Given task: Go through the listing below and gather every line with the word "没有语病的一句是".

Stored data entries:
····················
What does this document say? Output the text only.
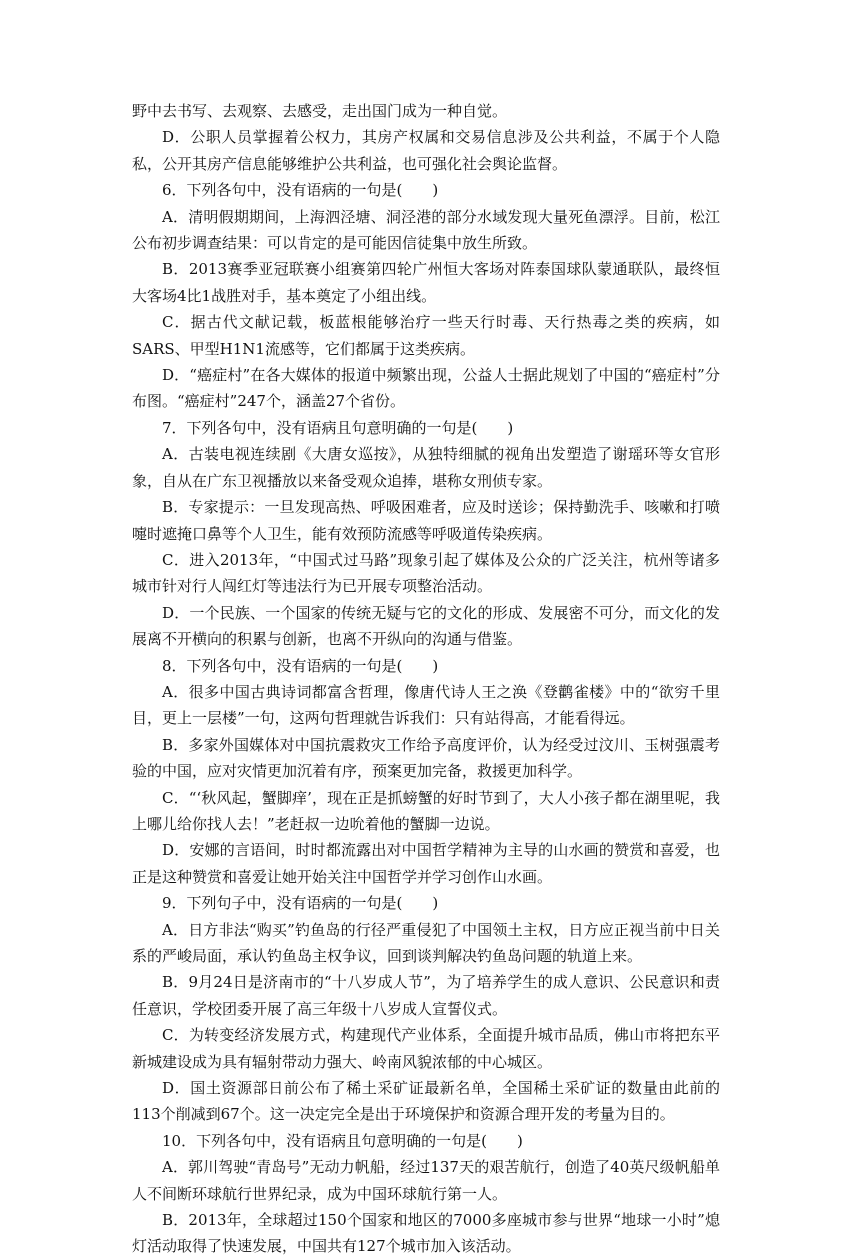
野中去书写、去观察、去感受，走出国门成为一种自觉。

D．公职人员掌握着公权力，其房产权属和交易信息涉及公共利益，不属于个人隐私，公开其房产信息能够维护公共利益，也可强化社会舆论监督。

6．下列各句中，没有语病的一句是(　　)

A．清明假期期间，上海泗泾塘、洞泾港的部分水域发现大量死鱼漂浮。目前，松江公布初步调查结果：可以肯定的是可能因信徒集中放生所致。

B．2013赛季亚冠联赛小组赛第四轮广州恒大客场对阵泰国球队蒙通联队，最终恒大客场4比1战胜对手，基本奠定了小组出线。

C．据古代文献记载，板蓝根能够治疗一些天行时毒、天行热毒之类的疾病，如SARS、甲型H1N1流感等，它们都属于这类疾病。

D．“癌症村”在各大媒体的报道中频繁出现，公益人士据此规划了中国的“癌症村”分布图。“癌症村”247个，涵盖27个省份。

7．下列各句中，没有语病且句意明确的一句是(　　)

A．古装电视连续剧《大唐女巡按》，从独特细腻的视角出发塑造了谢瑶环等女官形象，自从在广东卫视播放以来备受观众追捧，堪称女刑侦专家。

B．专家提示：一旦发现高热、呼吸困难者，应及时送诊；保持勤洗手、咳嗽和打喷嚏时遮掩口鼻等个人卫生，能有效预防流感等呼吸道传染疾病。

C．进入2013年，“中国式过马路”现象引起了媒体及公众的广泛关注，杭州等诸多城市针对行人闯红灯等违法行为已开展专项整治活动。

D．一个民族、一个国家的传统无疑与它的文化的形成、发展密不可分，而文化的发展离不开横向的积累与创新，也离不开纵向的沟通与借鉴。

8．下列各句中，没有语病的一句是(　　)

A．很多中国古典诗词都富含哲理，像唐代诗人王之涣《登鹳雀楼》中的“欲穷千里目，更上一层楼”一句，这两句哲理就告诉我们：只有站得高，才能看得远。

B．多家外国媒体对中国抗震救灾工作给予高度评价，认为经受过汶川、玉树强震考验的中国，应对灾情更加沉着有序，预案更加完备，救援更加科学。

C．“‘秋风起，蟹脚痒’，现在正是抓螃蟹的好时节到了，大人小孩子都在湖里呢，我上哪儿给你找人去！”老赶叔一边吮着他的蟹脚一边说。

D．安娜的言语间，时时都流露出对中国哲学精神为主导的山水画的赞赏和喜爱，也正是这种赞赏和喜爱让她开始关注中国哲学并学习创作山水画。

9．下列句子中，没有语病的一句是(　　)

A．日方非法“购买”钓鱼岛的行径严重侵犯了中国领土主权，日方应正视当前中日关系的严峻局面，承认钓鱼岛主权争议，回到谈判解决钓鱼岛问题的轨道上来。

B．9月24日是济南市的“十八岁成人节”，为了培养学生的成人意识、公民意识和责任意识，学校团委开展了高三年级十八岁成人宣誓仪式。

C．为转变经济发展方式，构建现代产业体系，全面提升城市品质，佛山市将把东平新城建设成为具有辐射带动力强大、岭南风貌浓郁的中心城区。

D．国土资源部日前公布了稀土采矿证最新名单，全国稀土采矿证的数量由此前的113个削减到67个。这一决定完全是出于环境保护和资源合理开发的考量为目的。

10．下列各句中，没有语病且句意明确的一句是(　　)

A．郭川驾驶“青岛号”无动力帆船，经过137天的艰苦航行，创造了40英尺级帆船单人不间断环球航行世界纪录，成为中国环球航行第一人。

B．2013年，全球超过150个国家和地区的7000多座城市参与世界“地球一小时”熄灯活动取得了快速发展，中国共有127个城市加入该活动。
····················
Problem solution:
6．下列各句中，没有语病的一句是(　　)
8．下列各句中，没有语病的一句是(　　)
9．下列句子中，没有语病的一句是(　　)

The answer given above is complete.